# What is being asked
Copy out all of the data below with no alterations.

--------

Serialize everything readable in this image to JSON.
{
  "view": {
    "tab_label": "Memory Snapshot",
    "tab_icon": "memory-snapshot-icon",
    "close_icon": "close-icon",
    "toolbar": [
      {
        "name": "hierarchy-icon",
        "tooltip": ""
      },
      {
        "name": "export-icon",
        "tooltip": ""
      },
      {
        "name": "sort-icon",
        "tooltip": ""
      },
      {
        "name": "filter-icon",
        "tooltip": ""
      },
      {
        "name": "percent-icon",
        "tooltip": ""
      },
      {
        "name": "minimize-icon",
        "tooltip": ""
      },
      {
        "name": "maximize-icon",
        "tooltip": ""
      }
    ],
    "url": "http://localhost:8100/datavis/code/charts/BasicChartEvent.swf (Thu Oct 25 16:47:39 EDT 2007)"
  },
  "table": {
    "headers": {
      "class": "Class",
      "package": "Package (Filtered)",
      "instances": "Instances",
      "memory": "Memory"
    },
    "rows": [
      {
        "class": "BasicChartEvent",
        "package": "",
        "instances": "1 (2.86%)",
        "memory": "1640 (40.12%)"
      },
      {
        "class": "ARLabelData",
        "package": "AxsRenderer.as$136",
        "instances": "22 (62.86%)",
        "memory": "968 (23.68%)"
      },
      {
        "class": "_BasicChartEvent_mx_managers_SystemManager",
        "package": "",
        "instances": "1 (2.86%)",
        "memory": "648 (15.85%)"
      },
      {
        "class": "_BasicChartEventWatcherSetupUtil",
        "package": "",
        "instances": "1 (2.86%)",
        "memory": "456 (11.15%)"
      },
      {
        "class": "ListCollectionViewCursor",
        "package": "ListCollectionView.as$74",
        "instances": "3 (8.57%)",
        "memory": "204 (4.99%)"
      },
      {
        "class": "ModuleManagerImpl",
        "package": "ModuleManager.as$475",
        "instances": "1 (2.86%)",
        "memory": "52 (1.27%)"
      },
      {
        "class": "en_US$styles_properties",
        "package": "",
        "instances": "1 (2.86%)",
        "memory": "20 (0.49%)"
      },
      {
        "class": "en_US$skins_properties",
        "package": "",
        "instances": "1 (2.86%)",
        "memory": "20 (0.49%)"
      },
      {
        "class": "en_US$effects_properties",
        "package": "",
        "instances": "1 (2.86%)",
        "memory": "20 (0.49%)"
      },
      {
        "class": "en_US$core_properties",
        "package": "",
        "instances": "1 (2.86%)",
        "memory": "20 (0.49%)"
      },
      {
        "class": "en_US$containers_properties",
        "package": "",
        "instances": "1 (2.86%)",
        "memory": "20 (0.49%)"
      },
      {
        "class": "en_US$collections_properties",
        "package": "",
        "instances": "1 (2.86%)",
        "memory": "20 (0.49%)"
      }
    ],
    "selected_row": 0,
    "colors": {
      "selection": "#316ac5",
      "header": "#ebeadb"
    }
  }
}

--------

# Task result
Serialize everything readable in this image to JSON.
{
  "view": {
    "tab_label": "Memory Snapshot",
    "tab_icon": "memory-snapshot-icon",
    "close_icon": "close-icon",
    "toolbar": [
      {
        "name": "hierarchy-icon",
        "tooltip": ""
      },
      {
        "name": "export-icon",
        "tooltip": ""
      },
      {
        "name": "sort-icon",
        "tooltip": ""
      },
      {
        "name": "filter-icon",
        "tooltip": ""
      },
      {
        "name": "percent-icon",
        "tooltip": ""
      },
      {
        "name": "minimize-icon",
        "tooltip": ""
      },
      {
        "name": "maximize-icon",
        "tooltip": ""
      }
    ],
    "url": "http://localhost:8100/datavis/code/charts/BasicChartEvent.swf (Thu Oct 25 16:47:39 EDT 2007)"
  },
  "table": {
    "headers": {
      "class": "Class",
      "package": "Package (Filtered)",
      "instances": "Instances",
      "memory": "Memory"
    },
    "rows": [
      {
        "class": "BasicChartEvent",
        "package": "",
        "instances": "1 (2.86%)",
        "memory": "1640 (40.12%)"
      },
      {
        "class": "ARLabelData",
        "package": "AxsRenderer.as$136",
        "instances": "22 (62.86%)",
        "memory": "968 (23.68%)"
      },
      {
        "class": "_BasicChartEvent_mx_managers_SystemManager",
        "package": "",
        "instances": "1 (2.86%)",
        "memory": "648 (15.85%)"
      },
      {
        "class": "_BasicChartEventWatcherSetupUtil",
        "package": "",
        "instances": "1 (2.86%)",
        "memory": "456 (11.15%)"
      },
      {
        "class": "ListCollectionViewCursor",
        "package": "ListCollectionView.as$74",
        "instances": "3 (8.57%)",
        "memory": "204 (4.99%)"
      },
      {
        "class": "ModuleManagerImpl",
        "package": "ModuleManager.as$475",
        "instances": "1 (2.86%)",
        "memory": "52 (1.27%)"
      },
      {
        "class": "en_US$styles_properties",
        "package": "",
        "instances": "1 (2.86%)",
        "memory": "20 (0.49%)"
      },
      {
        "class": "en_US$skins_properties",
        "package": "",
        "instances": "1 (2.86%)",
        "memory": "20 (0.49%)"
      },
      {
        "class": "en_US$effects_properties",
        "package": "",
        "instances": "1 (2.86%)",
        "memory": "20 (0.49%)"
      },
      {
        "class": "en_US$core_properties",
        "package": "",
        "instances": "1 (2.86%)",
        "memory": "20 (0.49%)"
      },
      {
        "class": "en_US$containers_properties",
        "package": "",
        "instances": "1 (2.86%)",
        "memory": "20 (0.49%)"
      },
      {
        "class": "en_US$collections_properties",
        "package": "",
        "instances": "1 (2.86%)",
        "memory": "20 (0.49%)"
      }
    ],
    "selected_row": 0,
    "colors": {
      "selection": "#316ac5",
      "header": "#ebeadb"
    }
  }
}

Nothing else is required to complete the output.